>> BEGIN Data provided

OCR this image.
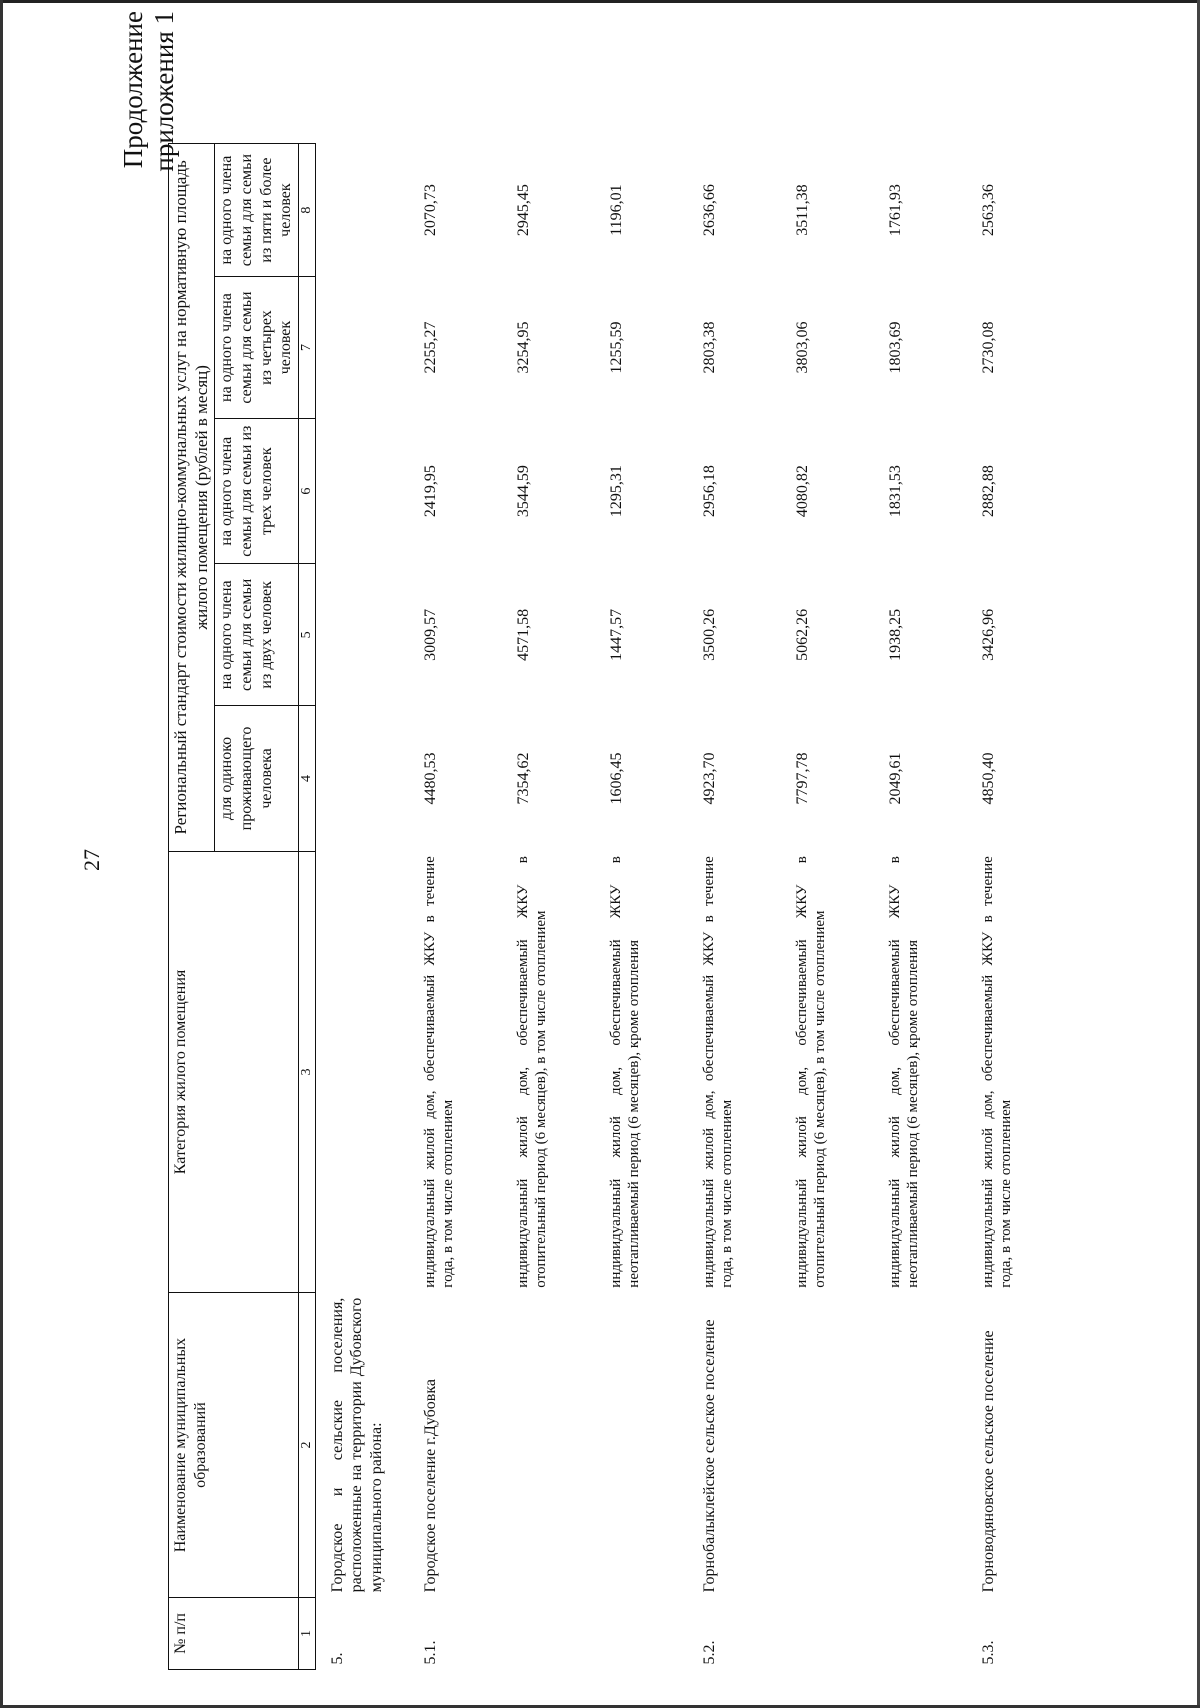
27
Продолжение приложения 1
№ п/п	Наименование муниципальных образований	Категория жилого помещения	Региональный стандарт стоимости жилищно-коммунальных услуг на нормативную площадь жилого помещения (рублей в месяц)				
			для одиноко проживающего человека	на одного члена семьи для семьи из двух человек	на одного члена семьи для семьи из трех человек	на одного члена семьи для семьи из четырех человек	на одного члена семьи для семьи из пяти и более человек
1	2	3	4	5	6	7	8
5.	Городское и сельские поселения, расположенные на территории Дубовского муниципального района:						
5.1.	Городское поселение г.Дубовка	индивидуальный жилой дом, обеспечиваемый ЖКУ в течение года, в том числе отоплением	4480,53	3009,57	2419,95	2255,27	2070,73
		индивидуальный жилой дом, обеспечиваемый ЖКУ в отопительный период (6 месяцев), в том числе отоплением	7354,62	4571,58	3544,59	3254,95	2945,45
		индивидуальный жилой дом, обеспечиваемый ЖКУ в неотапливаемый период (6 месяцев), кроме отопления	1606,45	1447,57	1295,31	1255,59	1196,01
5.2.	Горнобалыклейское сельское поселение	индивидуальный жилой дом, обеспечиваемый ЖКУ в течение года, в том числе отоплением	4923,70	3500,26	2956,18	2803,38	2636,66
		индивидуальный жилой дом, обеспечиваемый ЖКУ в отопительный период (6 месяцев), в том числе отоплением	7797,78	5062,26	4080,82	3803,06	3511,38
		индивидуальный жилой дом, обеспечиваемый ЖКУ в неотапливаемый период (6 месяцев), кроме отопления	2049,61	1938,25	1831,53	1803,69	1761,93
5.3.	Горноводяновское сельское поселение	индивидуальный жилой дом, обеспечиваемый ЖКУ в течение года, в том числе отоплением	4850,40	3426,96	2882,88	2730,08	2563,36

>> END Data provided

= Task to complete =
Repeat all of the data above word for word, minus the pictures.

= Answer to this exercise =
OCR this image.
27
Продолжение приложения 1
№ п/п	Наименование муниципальных образований	Категория жилого помещения	Региональный стандарт стоимости жилищно-коммунальных услуг на нормативную площадь жилого помещения (рублей в месяц)				
			для одиноко проживающего человека	на одного члена семьи для семьи из двух человек	на одного члена семьи для семьи из трех человек	на одного члена семьи для семьи из четырех человек	на одного члена семьи для семьи из пяти и более человек
1	2	3	4	5	6	7	8
5.	Городское и сельские поселения, расположенные на территории Дубовского муниципального района:						
5.1.	Городское поселение г.Дубовка	индивидуальный жилой дом, обеспечиваемый ЖКУ в течение года, в том числе отоплением	4480,53	3009,57	2419,95	2255,27	2070,73
		индивидуальный жилой дом, обеспечиваемый ЖКУ в отопительный период (6 месяцев), в том числе отоплением	7354,62	4571,58	3544,59	3254,95	2945,45
		индивидуальный жилой дом, обеспечиваемый ЖКУ в неотапливаемый период (6 месяцев), кроме отопления	1606,45	1447,57	1295,31	1255,59	1196,01
5.2.	Горнобалыклейское сельское поселение	индивидуальный жилой дом, обеспечиваемый ЖКУ в течение года, в том числе отоплением	4923,70	3500,26	2956,18	2803,38	2636,66
		индивидуальный жилой дом, обеспечиваемый ЖКУ в отопительный период (6 месяцев), в том числе отоплением	7797,78	5062,26	4080,82	3803,06	3511,38
		индивидуальный жилой дом, обеспечиваемый ЖКУ в неотапливаемый период (6 месяцев), кроме отопления	2049,61	1938,25	1831,53	1803,69	1761,93
5.3.	Горноводяновское сельское поселение	индивидуальный жилой дом, обеспечиваемый ЖКУ в течение года, в том числе отоплением	4850,40	3426,96	2882,88	2730,08	2563,36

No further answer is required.